Your goal
Gather every line below where "counts" appears.

[Begin Extracted data]

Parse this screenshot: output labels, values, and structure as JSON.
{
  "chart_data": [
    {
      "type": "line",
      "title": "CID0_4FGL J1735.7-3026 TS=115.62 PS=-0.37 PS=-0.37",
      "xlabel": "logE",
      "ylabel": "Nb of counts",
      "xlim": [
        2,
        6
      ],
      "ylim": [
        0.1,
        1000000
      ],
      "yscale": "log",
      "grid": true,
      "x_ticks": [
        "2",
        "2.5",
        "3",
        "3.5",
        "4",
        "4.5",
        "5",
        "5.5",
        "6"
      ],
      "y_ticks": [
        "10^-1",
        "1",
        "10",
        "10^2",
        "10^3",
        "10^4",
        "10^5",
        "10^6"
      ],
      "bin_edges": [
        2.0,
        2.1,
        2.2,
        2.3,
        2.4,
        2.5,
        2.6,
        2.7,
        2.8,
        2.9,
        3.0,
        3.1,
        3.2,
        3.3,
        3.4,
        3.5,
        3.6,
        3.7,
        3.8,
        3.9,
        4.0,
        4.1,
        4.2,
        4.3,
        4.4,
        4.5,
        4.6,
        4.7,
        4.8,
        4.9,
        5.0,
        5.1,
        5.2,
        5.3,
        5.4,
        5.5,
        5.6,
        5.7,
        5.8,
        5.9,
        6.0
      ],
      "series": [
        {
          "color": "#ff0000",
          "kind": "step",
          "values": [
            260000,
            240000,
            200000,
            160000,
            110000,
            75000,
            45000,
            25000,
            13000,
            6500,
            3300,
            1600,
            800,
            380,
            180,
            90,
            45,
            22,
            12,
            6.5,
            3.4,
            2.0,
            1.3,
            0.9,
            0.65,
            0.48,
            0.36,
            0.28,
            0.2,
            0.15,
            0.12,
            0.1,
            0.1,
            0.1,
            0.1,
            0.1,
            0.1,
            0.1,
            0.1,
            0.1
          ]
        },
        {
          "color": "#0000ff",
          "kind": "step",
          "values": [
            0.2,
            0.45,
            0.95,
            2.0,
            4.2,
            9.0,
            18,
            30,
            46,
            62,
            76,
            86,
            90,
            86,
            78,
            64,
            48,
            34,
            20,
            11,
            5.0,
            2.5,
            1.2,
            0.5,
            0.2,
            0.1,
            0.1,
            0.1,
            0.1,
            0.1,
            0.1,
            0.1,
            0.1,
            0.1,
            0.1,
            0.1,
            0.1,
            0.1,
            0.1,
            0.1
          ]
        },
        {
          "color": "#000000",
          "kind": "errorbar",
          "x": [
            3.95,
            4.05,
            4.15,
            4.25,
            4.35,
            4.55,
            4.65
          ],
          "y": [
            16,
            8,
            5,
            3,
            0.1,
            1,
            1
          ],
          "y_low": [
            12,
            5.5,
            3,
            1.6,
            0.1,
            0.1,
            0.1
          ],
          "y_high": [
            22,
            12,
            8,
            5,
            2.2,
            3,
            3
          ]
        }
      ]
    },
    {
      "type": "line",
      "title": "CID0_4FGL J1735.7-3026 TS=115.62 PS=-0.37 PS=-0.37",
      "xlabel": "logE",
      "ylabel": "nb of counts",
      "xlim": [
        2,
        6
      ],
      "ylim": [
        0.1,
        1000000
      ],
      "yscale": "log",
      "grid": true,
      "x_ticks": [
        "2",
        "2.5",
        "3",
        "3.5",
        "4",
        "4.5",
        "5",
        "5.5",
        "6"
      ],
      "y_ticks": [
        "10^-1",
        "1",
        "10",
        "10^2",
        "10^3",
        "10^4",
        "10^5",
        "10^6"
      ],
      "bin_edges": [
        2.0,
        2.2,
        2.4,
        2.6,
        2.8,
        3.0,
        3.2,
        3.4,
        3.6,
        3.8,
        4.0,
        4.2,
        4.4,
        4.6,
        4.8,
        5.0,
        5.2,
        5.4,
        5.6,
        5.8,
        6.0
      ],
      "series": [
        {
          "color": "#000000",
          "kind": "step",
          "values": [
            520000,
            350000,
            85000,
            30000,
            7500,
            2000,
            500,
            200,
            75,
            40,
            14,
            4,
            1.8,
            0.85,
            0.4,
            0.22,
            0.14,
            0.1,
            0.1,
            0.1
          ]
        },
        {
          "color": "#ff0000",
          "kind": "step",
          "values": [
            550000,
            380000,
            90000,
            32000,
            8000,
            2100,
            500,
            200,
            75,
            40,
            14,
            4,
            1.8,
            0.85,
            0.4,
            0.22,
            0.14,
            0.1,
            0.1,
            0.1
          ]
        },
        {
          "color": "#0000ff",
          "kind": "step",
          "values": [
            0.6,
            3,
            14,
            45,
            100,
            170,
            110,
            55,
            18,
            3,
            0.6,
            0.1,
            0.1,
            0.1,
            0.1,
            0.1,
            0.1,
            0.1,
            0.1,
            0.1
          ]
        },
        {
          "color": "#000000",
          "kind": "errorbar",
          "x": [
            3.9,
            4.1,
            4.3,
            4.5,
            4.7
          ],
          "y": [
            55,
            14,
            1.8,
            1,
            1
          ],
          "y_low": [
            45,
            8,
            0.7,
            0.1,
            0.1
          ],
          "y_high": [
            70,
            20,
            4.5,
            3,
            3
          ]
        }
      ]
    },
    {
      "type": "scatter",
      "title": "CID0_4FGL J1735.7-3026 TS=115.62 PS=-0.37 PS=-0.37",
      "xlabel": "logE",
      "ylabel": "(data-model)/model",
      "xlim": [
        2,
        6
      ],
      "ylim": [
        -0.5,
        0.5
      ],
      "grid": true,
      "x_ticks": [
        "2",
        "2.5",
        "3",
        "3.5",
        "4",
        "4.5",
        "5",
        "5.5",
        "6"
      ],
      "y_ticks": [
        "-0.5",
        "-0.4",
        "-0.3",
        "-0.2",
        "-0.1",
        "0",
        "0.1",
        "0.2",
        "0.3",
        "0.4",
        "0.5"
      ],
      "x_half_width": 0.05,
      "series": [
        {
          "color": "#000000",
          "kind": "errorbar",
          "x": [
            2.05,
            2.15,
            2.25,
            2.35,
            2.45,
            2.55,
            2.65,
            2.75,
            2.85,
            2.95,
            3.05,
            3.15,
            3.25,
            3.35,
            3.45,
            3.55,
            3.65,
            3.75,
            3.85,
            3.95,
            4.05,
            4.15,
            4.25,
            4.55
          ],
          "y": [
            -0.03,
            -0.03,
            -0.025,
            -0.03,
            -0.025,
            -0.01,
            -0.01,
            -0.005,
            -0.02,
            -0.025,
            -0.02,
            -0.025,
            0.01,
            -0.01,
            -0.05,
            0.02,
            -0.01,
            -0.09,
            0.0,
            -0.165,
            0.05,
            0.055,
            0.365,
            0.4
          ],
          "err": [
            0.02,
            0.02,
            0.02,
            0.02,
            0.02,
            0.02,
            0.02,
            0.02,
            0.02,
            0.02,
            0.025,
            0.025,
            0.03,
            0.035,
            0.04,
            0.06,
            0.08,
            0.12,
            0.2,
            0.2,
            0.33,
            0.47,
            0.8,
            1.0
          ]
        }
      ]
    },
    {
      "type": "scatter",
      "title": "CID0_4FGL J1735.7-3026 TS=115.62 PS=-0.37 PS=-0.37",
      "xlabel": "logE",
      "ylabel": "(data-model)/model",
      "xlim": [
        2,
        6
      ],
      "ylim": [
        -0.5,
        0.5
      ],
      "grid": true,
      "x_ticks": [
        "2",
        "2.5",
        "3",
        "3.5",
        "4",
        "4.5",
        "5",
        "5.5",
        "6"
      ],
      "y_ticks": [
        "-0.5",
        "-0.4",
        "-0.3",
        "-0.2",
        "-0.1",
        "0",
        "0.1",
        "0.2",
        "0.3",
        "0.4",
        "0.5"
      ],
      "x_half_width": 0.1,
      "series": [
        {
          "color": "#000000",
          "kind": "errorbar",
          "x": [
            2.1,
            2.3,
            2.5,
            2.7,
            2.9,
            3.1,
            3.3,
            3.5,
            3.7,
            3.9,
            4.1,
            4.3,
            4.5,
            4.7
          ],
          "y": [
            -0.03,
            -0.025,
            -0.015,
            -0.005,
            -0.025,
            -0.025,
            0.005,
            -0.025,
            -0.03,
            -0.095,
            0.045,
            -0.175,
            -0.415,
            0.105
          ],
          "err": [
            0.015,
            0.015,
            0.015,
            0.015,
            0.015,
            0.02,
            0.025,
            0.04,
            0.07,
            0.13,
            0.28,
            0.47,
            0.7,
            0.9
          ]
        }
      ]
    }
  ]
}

[End Extracted data]

Response to the task
      "ylabel": "Nb of counts",
      "ylabel": "nb of counts",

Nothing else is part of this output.